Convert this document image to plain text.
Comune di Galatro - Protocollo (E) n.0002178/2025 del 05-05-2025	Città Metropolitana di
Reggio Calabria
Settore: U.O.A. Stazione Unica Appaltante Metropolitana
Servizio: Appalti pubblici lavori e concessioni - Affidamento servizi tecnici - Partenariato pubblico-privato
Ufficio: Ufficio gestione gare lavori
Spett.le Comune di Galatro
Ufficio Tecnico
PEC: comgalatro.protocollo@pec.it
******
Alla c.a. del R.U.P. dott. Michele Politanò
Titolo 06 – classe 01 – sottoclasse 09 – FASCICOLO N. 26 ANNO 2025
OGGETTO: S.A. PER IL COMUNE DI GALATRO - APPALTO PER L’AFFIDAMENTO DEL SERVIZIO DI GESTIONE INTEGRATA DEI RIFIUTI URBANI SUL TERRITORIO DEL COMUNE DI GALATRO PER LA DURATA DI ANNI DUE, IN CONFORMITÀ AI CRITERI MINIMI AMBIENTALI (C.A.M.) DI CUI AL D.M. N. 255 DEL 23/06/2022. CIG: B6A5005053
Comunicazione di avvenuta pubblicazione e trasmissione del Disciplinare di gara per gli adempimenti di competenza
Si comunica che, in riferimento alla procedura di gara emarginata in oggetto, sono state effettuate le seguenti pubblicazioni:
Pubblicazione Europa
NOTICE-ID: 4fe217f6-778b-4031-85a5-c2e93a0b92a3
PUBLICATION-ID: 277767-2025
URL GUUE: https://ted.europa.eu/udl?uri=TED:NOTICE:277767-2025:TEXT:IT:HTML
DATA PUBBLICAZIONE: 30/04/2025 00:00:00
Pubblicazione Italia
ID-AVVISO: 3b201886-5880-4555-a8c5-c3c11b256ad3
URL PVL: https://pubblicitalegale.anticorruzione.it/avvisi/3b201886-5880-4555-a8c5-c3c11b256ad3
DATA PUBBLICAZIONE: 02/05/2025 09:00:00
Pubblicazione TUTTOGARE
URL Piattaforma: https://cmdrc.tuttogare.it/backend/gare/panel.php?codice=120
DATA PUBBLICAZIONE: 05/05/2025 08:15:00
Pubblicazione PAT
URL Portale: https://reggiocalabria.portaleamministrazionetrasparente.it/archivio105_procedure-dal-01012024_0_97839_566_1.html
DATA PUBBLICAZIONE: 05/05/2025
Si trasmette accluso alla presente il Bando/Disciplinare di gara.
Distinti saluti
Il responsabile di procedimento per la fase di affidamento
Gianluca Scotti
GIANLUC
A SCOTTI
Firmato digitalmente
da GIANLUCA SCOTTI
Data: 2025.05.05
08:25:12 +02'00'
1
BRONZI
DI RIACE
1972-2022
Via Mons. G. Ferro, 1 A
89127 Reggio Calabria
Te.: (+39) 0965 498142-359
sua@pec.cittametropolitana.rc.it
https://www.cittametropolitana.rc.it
◇ ◇ ◇
__Given request__
Give back the whole listing exactly as it reads.

__Result of the task__
Convert this document image to plain text.
Comune di Galatro - Protocollo (E) n.0002178/2025 del 05-05-2025	Città Metropolitana di
Reggio Calabria
Settore: U.O.A. Stazione Unica Appaltante Metropolitana
Servizio: Appalti pubblici lavori e concessioni - Affidamento servizi tecnici - Partenariato pubblico-privato
Ufficio: Ufficio gestione gare lavori
Spett.le Comune di Galatro
Ufficio Tecnico
PEC: comgalatro.protocollo@pec.it
******
Alla c.a. del R.U.P. dott. Michele Politanò
Titolo 06 – classe 01 – sottoclasse 09 – FASCICOLO N. 26 ANNO 2025
OGGETTO: S.A. PER IL COMUNE DI GALATRO - APPALTO PER L’AFFIDAMENTO DEL SERVIZIO DI GESTIONE INTEGRATA DEI RIFIUTI URBANI SUL TERRITORIO DEL COMUNE DI GALATRO PER LA DURATA DI ANNI DUE, IN CONFORMITÀ AI CRITERI MINIMI AMBIENTALI (C.A.M.) DI CUI AL D.M. N. 255 DEL 23/06/2022. CIG: B6A5005053
Comunicazione di avvenuta pubblicazione e trasmissione del Disciplinare di gara per gli adempimenti di competenza
Si comunica che, in riferimento alla procedura di gara emarginata in oggetto, sono state effettuate le seguenti pubblicazioni:
Pubblicazione Europa
NOTICE-ID: 4fe217f6-778b-4031-85a5-c2e93a0b92a3
PUBLICATION-ID: 277767-2025
URL GUUE: https://ted.europa.eu/udl?uri=TED:NOTICE:277767-2025:TEXT:IT:HTML
DATA PUBBLICAZIONE: 30/04/2025 00:00:00
Pubblicazione Italia
ID-AVVISO: 3b201886-5880-4555-a8c5-c3c11b256ad3
URL PVL: https://pubblicitalegale.anticorruzione.it/avvisi/3b201886-5880-4555-a8c5-c3c11b256ad3
DATA PUBBLICAZIONE: 02/05/2025 09:00:00
Pubblicazione TUTTOGARE
URL Piattaforma: https://cmdrc.tuttogare.it/backend/gare/panel.php?codice=120
DATA PUBBLICAZIONE: 05/05/2025 08:15:00
Pubblicazione PAT
URL Portale: https://reggiocalabria.portaleamministrazionetrasparente.it/archivio105_procedure-dal-01012024_0_97839_566_1.html
DATA PUBBLICAZIONE: 05/05/2025
Si trasmette accluso alla presente il Bando/Disciplinare di gara.
Distinti saluti
Il responsabile di procedimento per la fase di affidamento
Gianluca Scotti
GIANLUC
A SCOTTI
Firmato digitalmente
da GIANLUCA SCOTTI
Data: 2025.05.05
08:25:12 +02'00'
1
BRONZI
DI RIACE
1972-2022
Via Mons. G. Ferro, 1 A
89127 Reggio Calabria
Te.: (+39) 0965 498142-359
sua@pec.cittametropolitana.rc.it
https://www.cittametropolitana.rc.it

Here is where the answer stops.